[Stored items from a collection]

[Begin]

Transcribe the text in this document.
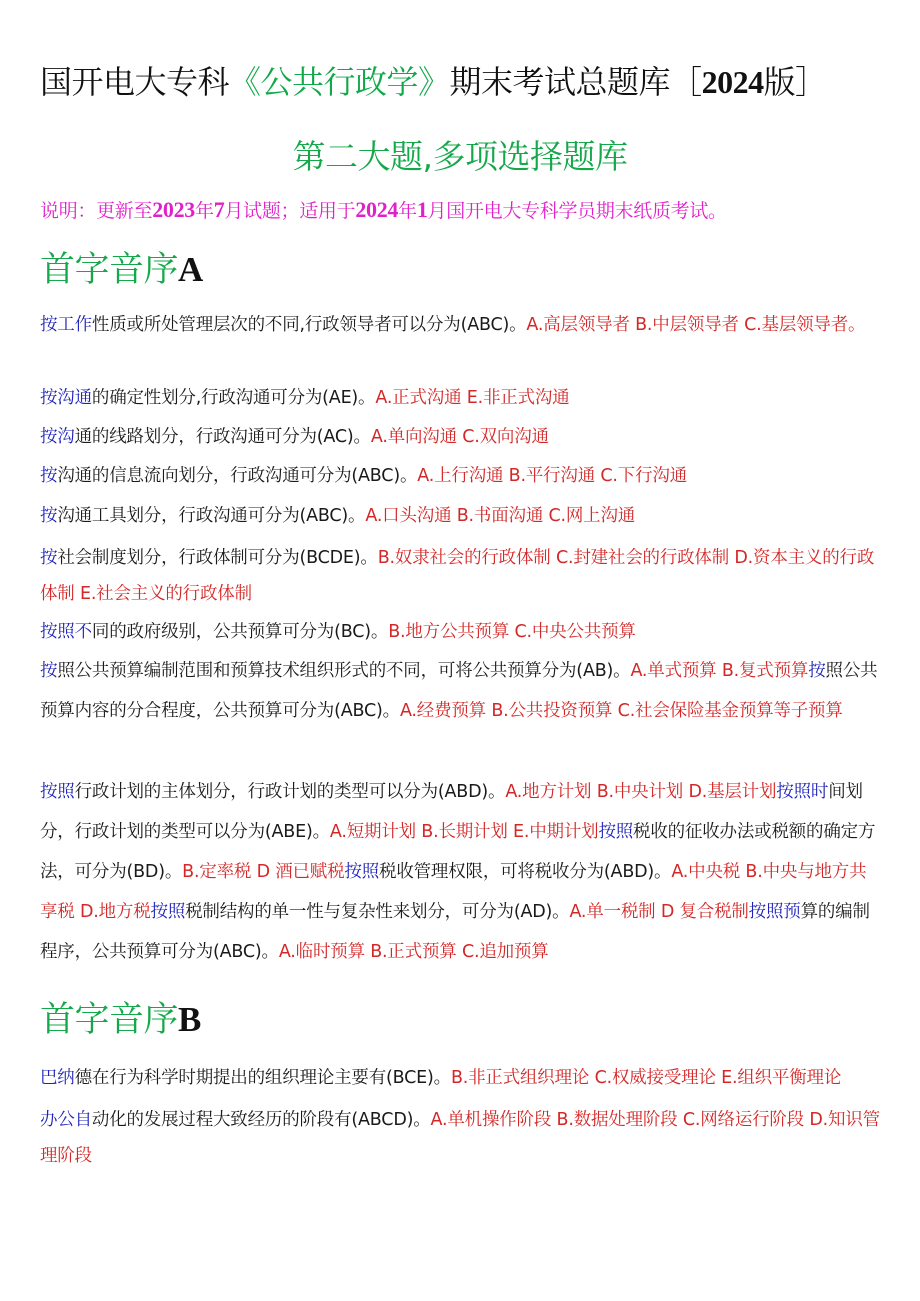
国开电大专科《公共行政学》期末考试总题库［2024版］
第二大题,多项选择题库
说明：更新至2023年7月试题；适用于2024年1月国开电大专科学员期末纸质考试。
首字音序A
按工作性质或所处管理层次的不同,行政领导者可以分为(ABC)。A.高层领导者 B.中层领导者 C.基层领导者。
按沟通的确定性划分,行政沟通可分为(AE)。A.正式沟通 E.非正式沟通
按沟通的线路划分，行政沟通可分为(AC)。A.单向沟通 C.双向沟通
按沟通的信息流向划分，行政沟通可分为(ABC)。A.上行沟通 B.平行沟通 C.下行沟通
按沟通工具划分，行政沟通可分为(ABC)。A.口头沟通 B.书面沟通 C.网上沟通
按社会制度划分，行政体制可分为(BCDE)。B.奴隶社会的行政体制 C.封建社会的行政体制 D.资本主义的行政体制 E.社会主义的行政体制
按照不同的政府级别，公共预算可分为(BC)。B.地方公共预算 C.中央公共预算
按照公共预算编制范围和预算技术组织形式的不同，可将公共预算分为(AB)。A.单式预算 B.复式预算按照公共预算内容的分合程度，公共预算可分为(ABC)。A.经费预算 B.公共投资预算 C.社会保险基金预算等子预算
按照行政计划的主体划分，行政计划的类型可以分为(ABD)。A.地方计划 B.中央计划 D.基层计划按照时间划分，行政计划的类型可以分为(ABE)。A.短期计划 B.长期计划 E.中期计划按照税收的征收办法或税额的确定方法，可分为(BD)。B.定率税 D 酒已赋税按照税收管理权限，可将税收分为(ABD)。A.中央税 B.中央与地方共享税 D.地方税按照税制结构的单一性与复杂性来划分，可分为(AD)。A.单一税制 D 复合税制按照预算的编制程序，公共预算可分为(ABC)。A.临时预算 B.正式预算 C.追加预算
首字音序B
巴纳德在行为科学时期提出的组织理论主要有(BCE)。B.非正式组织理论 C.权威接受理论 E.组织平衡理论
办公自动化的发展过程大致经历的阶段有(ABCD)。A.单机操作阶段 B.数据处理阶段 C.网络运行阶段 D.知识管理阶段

[End]
[Begin]

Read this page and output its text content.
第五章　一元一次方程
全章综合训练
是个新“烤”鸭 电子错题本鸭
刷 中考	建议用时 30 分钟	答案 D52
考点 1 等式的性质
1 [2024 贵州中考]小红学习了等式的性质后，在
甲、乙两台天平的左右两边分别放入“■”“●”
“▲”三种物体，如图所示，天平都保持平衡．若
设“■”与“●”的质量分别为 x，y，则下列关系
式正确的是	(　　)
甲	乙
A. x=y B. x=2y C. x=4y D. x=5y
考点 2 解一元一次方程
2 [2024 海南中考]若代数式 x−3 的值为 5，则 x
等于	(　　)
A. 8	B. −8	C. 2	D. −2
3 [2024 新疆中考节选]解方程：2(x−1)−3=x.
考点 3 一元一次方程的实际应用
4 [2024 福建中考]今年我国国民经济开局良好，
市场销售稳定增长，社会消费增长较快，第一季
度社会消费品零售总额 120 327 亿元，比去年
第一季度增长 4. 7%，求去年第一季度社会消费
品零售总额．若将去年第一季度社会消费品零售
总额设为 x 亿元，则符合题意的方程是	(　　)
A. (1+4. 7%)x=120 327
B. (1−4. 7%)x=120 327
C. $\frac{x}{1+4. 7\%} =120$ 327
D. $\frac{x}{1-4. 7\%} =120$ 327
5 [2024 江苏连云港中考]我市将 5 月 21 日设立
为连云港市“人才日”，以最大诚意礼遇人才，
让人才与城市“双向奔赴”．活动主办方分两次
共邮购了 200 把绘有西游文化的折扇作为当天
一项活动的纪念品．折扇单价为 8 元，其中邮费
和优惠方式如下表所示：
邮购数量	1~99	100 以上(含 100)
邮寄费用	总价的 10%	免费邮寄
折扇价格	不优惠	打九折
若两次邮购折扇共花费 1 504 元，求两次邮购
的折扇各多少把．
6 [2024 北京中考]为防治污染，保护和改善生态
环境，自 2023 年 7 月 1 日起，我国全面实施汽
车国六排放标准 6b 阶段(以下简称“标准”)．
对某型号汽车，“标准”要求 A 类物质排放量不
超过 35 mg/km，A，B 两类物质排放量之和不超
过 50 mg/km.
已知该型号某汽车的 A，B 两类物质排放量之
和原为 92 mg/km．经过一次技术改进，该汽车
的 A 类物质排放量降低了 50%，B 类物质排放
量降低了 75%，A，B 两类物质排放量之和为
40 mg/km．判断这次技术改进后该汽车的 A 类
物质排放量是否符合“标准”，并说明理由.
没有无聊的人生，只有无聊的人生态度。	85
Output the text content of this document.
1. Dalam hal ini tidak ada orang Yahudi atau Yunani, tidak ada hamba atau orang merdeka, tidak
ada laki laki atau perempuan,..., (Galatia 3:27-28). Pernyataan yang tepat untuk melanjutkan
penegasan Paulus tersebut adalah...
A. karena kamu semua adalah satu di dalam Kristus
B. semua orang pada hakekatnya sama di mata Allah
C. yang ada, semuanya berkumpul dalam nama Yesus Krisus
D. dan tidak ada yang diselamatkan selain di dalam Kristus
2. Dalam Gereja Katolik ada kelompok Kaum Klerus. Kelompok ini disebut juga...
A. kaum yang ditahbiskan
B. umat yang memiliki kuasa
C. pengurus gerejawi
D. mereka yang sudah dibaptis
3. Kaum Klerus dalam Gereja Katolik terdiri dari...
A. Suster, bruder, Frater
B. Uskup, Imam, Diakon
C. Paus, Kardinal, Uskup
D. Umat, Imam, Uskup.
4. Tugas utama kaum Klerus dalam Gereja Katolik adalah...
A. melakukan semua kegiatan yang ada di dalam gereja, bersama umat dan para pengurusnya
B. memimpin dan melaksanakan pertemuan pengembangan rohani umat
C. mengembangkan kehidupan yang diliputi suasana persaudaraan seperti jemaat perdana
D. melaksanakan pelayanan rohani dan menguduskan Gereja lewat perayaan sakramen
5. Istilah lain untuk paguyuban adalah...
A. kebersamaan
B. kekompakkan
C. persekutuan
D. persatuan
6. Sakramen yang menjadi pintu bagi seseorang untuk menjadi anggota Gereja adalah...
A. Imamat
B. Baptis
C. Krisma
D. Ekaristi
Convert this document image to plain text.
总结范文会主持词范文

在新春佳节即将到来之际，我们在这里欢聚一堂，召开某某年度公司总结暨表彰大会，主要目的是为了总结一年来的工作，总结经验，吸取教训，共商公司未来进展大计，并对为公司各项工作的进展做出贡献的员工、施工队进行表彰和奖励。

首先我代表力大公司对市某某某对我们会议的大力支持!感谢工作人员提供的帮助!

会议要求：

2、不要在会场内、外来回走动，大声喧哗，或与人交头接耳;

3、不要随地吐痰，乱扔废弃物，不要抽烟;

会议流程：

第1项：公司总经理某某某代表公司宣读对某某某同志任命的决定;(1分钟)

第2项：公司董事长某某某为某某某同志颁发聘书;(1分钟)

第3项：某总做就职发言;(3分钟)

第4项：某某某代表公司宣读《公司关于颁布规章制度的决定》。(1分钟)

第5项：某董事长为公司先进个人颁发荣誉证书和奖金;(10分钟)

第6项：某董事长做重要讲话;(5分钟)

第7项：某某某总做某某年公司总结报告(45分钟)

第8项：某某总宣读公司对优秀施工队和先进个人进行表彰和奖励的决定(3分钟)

[End]
[Begin]

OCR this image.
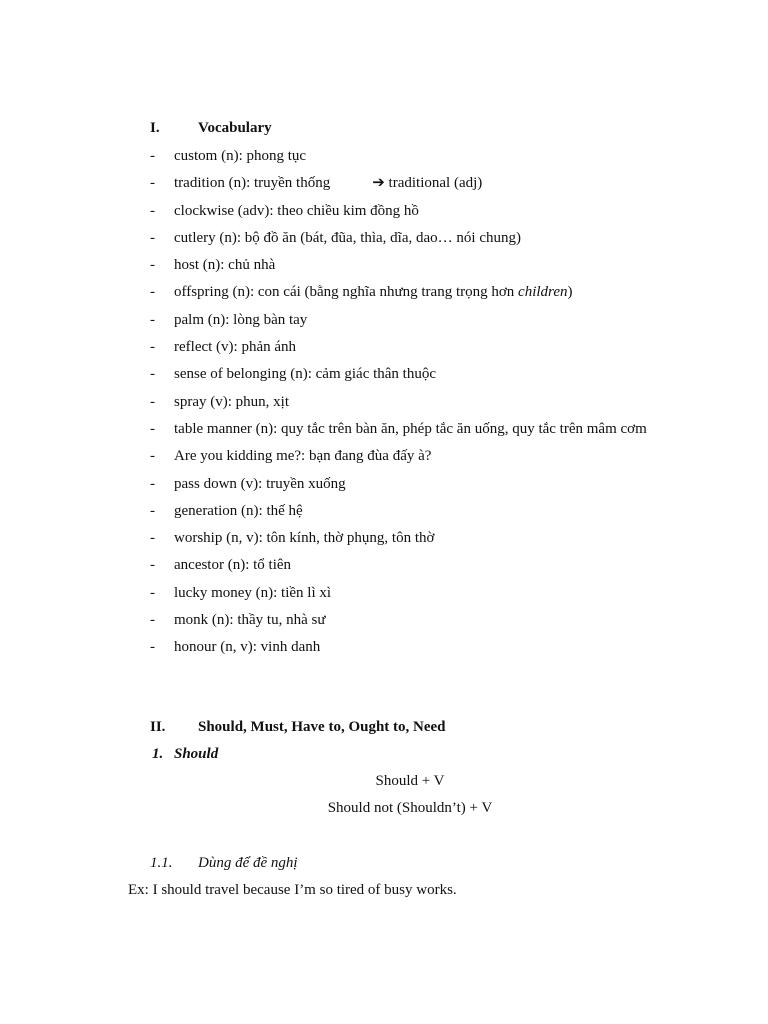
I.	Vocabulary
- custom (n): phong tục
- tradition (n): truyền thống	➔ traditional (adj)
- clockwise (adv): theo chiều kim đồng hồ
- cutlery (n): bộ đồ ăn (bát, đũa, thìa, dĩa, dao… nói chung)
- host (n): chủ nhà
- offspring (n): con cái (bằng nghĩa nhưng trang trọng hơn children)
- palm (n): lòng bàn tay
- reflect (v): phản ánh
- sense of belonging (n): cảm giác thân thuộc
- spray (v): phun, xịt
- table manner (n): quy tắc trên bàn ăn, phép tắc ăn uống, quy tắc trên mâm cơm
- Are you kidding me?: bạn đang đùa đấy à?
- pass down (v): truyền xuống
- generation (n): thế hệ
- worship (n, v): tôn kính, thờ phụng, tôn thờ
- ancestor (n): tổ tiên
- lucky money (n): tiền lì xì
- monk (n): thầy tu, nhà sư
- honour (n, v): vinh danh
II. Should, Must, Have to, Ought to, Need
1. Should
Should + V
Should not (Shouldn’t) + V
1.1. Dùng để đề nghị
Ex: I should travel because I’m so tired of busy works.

[End]

* _Task objective_
Count each line of the data where the word "this" appears, then reply with the total only.

* _Answer_
5